_MATERIALS PROVIDED_
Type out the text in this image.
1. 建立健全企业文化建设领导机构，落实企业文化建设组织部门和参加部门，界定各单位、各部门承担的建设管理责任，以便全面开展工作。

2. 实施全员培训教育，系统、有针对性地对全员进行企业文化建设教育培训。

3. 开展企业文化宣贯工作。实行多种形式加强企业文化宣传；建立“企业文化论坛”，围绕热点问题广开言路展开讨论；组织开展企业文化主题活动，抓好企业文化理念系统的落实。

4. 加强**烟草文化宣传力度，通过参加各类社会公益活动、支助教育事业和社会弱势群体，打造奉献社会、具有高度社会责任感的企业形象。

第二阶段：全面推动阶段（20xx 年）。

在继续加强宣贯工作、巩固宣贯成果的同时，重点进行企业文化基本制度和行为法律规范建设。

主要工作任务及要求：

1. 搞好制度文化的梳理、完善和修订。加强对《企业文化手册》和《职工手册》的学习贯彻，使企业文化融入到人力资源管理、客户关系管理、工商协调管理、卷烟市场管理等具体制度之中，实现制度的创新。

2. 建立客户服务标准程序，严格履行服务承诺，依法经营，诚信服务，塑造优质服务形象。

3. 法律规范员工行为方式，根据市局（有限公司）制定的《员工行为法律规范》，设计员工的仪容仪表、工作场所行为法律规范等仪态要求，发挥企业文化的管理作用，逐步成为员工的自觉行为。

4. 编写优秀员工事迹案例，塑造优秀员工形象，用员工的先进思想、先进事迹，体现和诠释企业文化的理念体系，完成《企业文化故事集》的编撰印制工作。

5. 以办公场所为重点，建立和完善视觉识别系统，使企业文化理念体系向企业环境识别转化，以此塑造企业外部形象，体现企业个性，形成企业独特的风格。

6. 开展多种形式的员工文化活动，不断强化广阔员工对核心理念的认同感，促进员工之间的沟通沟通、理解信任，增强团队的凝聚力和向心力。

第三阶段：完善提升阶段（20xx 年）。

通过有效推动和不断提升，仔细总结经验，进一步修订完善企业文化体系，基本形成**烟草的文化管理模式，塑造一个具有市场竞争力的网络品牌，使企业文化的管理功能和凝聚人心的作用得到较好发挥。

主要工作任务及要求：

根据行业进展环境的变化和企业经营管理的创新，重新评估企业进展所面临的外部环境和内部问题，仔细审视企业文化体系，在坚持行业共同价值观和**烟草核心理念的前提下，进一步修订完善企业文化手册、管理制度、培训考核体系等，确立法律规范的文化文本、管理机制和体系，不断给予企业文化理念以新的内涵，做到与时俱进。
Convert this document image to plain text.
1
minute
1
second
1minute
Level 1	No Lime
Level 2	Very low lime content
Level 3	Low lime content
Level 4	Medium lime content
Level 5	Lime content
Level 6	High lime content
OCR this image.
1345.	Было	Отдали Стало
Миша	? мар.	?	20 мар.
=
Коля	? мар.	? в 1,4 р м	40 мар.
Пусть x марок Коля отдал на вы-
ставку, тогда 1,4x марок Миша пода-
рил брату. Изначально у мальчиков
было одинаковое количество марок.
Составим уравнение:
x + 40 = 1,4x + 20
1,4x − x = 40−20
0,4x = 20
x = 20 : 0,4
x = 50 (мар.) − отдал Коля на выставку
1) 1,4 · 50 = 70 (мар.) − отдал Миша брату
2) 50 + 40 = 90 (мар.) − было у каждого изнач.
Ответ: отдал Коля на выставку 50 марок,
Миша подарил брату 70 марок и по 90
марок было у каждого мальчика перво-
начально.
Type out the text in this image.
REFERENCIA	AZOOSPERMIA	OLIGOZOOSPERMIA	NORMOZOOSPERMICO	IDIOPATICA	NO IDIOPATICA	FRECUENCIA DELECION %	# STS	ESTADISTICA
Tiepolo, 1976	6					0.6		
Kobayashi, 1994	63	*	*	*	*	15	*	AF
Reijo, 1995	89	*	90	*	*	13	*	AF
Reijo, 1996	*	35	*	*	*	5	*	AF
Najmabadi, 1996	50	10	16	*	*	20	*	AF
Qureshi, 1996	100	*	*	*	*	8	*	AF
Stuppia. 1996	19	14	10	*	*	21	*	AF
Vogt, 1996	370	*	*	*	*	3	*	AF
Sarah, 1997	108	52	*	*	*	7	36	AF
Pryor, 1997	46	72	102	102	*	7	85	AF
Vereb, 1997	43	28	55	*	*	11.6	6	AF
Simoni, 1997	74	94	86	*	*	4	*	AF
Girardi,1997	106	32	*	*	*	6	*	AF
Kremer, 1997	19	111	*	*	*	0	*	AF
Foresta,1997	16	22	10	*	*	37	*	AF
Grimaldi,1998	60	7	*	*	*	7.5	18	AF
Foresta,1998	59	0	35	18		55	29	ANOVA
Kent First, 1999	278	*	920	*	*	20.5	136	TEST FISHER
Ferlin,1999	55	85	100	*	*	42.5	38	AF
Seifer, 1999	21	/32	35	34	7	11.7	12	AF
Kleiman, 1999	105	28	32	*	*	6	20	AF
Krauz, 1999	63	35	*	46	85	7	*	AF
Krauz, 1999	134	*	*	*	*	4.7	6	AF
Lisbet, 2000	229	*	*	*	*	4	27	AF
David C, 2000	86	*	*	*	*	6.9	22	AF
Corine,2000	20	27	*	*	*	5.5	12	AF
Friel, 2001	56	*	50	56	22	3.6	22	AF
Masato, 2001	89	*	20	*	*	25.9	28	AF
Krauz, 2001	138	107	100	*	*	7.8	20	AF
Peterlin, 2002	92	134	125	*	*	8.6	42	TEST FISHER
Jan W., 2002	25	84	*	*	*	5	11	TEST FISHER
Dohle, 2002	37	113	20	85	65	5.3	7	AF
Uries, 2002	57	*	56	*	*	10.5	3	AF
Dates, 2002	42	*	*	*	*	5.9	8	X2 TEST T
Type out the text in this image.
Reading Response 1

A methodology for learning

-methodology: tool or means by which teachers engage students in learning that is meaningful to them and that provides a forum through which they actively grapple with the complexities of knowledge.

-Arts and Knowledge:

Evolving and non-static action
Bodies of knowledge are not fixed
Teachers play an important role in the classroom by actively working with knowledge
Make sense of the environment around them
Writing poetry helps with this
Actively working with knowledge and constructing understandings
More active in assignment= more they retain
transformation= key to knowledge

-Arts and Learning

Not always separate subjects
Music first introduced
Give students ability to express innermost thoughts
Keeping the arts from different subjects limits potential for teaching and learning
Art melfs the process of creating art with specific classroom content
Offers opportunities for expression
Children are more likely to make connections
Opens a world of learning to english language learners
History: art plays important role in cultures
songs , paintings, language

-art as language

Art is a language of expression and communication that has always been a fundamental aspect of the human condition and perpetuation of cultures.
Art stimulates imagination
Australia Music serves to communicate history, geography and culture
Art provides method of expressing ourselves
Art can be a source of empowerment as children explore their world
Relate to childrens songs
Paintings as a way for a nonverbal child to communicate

_WHAT YOU ARE ASKED TO DO_
Using the listing above, retype each line exactly.

_EXERCISE ANSWER_
Type out the text in this image.
1. 建立健全企业文化建设领导机构，落实企业文化建设组织部门和参加部门，界定各单位、各部门承担的建设管理责任，以便全面开展工作。

2. 实施全员培训教育，系统、有针对性地对全员进行企业文化建设教育培训。

3. 开展企业文化宣贯工作。实行多种形式加强企业文化宣传；建立“企业文化论坛”，围绕热点问题广开言路展开讨论；组织开展企业文化主题活动，抓好企业文化理念系统的落实。

4. 加强**烟草文化宣传力度，通过参加各类社会公益活动、支助教育事业和社会弱势群体，打造奉献社会、具有高度社会责任感的企业形象。

第二阶段：全面推动阶段（20xx 年）。

在继续加强宣贯工作、巩固宣贯成果的同时，重点进行企业文化基本制度和行为法律规范建设。

主要工作任务及要求：

1. 搞好制度文化的梳理、完善和修订。加强对《企业文化手册》和《职工手册》的学习贯彻，使企业文化融入到人力资源管理、客户关系管理、工商协调管理、卷烟市场管理等具体制度之中，实现制度的创新。

2. 建立客户服务标准程序，严格履行服务承诺，依法经营，诚信服务，塑造优质服务形象。

3. 法律规范员工行为方式，根据市局（有限公司）制定的《员工行为法律规范》，设计员工的仪容仪表、工作场所行为法律规范等仪态要求，发挥企业文化的管理作用，逐步成为员工的自觉行为。

4. 编写优秀员工事迹案例，塑造优秀员工形象，用员工的先进思想、先进事迹，体现和诠释企业文化的理念体系，完成《企业文化故事集》的编撰印制工作。

5. 以办公场所为重点，建立和完善视觉识别系统，使企业文化理念体系向企业环境识别转化，以此塑造企业外部形象，体现企业个性，形成企业独特的风格。

6. 开展多种形式的员工文化活动，不断强化广阔员工对核心理念的认同感，促进员工之间的沟通沟通、理解信任，增强团队的凝聚力和向心力。

第三阶段：完善提升阶段（20xx 年）。

通过有效推动和不断提升，仔细总结经验，进一步修订完善企业文化体系，基本形成**烟草的文化管理模式，塑造一个具有市场竞争力的网络品牌，使企业文化的管理功能和凝聚人心的作用得到较好发挥。

主要工作任务及要求：

根据行业进展环境的变化和企业经营管理的创新，重新评估企业进展所面临的外部环境和内部问题，仔细审视企业文化体系，在坚持行业共同价值观和**烟草核心理念的前提下，进一步修订完善企业文化手册、管理制度、培训考核体系等，确立法律规范的文化文本、管理机制和体系，不断给予企业文化理念以新的内涵，做到与时俱进。
Convert this document image to plain text.
1
minute
1
second
1minute
Level 1	No Lime
Level 2	Very low lime content
Level 3	Low lime content
Level 4	Medium lime content
Level 5	Lime content
Level 6	High lime content
OCR this image.
1345.	Было	Отдали Стало
Миша	? мар.	?	20 мар.
=
Коля	? мар.	? в 1,4 р м	40 мар.
Пусть x марок Коля отдал на вы-
ставку, тогда 1,4x марок Миша пода-
рил брату. Изначально у мальчиков
было одинаковое количество марок.
Составим уравнение:
x + 40 = 1,4x + 20
1,4x − x = 40−20
0,4x = 20
x = 20 : 0,4
x = 50 (мар.) − отдал Коля на выставку
1) 1,4 · 50 = 70 (мар.) − отдал Миша брату
2) 50 + 40 = 90 (мар.) − было у каждого изнач.
Ответ: отдал Коля на выставку 50 марок,
Миша подарил брату 70 марок и по 90
марок было у каждого мальчика перво-
начально.
Type out the text in this image.
REFERENCIA	AZOOSPERMIA	OLIGOZOOSPERMIA	NORMOZOOSPERMICO	IDIOPATICA	NO IDIOPATICA	FRECUENCIA DELECION %	# STS	ESTADISTICA
Tiepolo, 1976	6					0.6		
Kobayashi, 1994	63	*	*	*	*	15	*	AF
Reijo, 1995	89	*	90	*	*	13	*	AF
Reijo, 1996	*	35	*	*	*	5	*	AF
Najmabadi, 1996	50	10	16	*	*	20	*	AF
Qureshi, 1996	100	*	*	*	*	8	*	AF
Stuppia. 1996	19	14	10	*	*	21	*	AF
Vogt, 1996	370	*	*	*	*	3	*	AF
Sarah, 1997	108	52	*	*	*	7	36	AF
Pryor, 1997	46	72	102	102	*	7	85	AF
Vereb, 1997	43	28	55	*	*	11.6	6	AF
Simoni, 1997	74	94	86	*	*	4	*	AF
Girardi,1997	106	32	*	*	*	6	*	AF
Kremer, 1997	19	111	*	*	*	0	*	AF
Foresta,1997	16	22	10	*	*	37	*	AF
Grimaldi,1998	60	7	*	*	*	7.5	18	AF
Foresta,1998	59	0	35	18		55	29	ANOVA
Kent First, 1999	278	*	920	*	*	20.5	136	TEST FISHER
Ferlin,1999	55	85	100	*	*	42.5	38	AF
Seifer, 1999	21	/32	35	34	7	11.7	12	AF
Kleiman, 1999	105	28	32	*	*	6	20	AF
Krauz, 1999	63	35	*	46	85	7	*	AF
Krauz, 1999	134	*	*	*	*	4.7	6	AF
Lisbet, 2000	229	*	*	*	*	4	27	AF
David C, 2000	86	*	*	*	*	6.9	22	AF
Corine,2000	20	27	*	*	*	5.5	12	AF
Friel, 2001	56	*	50	56	22	3.6	22	AF
Masato, 2001	89	*	20	*	*	25.9	28	AF
Krauz, 2001	138	107	100	*	*	7.8	20	AF
Peterlin, 2002	92	134	125	*	*	8.6	42	TEST FISHER
Jan W., 2002	25	84	*	*	*	5	11	TEST FISHER
Dohle, 2002	37	113	20	85	65	5.3	7	AF
Uries, 2002	57	*	56	*	*	10.5	3	AF
Dates, 2002	42	*	*	*	*	5.9	8	X2 TEST T
Type out the text in this image.
Reading Response 1

A methodology for learning

-methodology: tool or means by which teachers engage students in learning that is meaningful to them and that provides a forum through which they actively grapple with the complexities of knowledge.

-Arts and Knowledge:

Evolving and non-static action
Bodies of knowledge are not fixed
Teachers play an important role in the classroom by actively working with knowledge
Make sense of the environment around them
Writing poetry helps with this
Actively working with knowledge and constructing understandings
More active in assignment= more they retain
transformation= key to knowledge

-Arts and Learning

Not always separate subjects
Music first introduced
Give students ability to express innermost thoughts
Keeping the arts from different subjects limits potential for teaching and learning
Art melfs the process of creating art with specific classroom content
Offers opportunities for expression
Children are more likely to make connections
Opens a world of learning to english language learners
History: art plays important role in cultures
songs , paintings, language

-art as language

Art is a language of expression and communication that has always been a fundamental aspect of the human condition and perpetuation of cultures.
Art stimulates imagination
Australia Music serves to communicate history, geography and culture
Art provides method of expressing ourselves
Art can be a source of empowerment as children explore their world
Relate to childrens songs
Paintings as a way for a nonverbal child to communicate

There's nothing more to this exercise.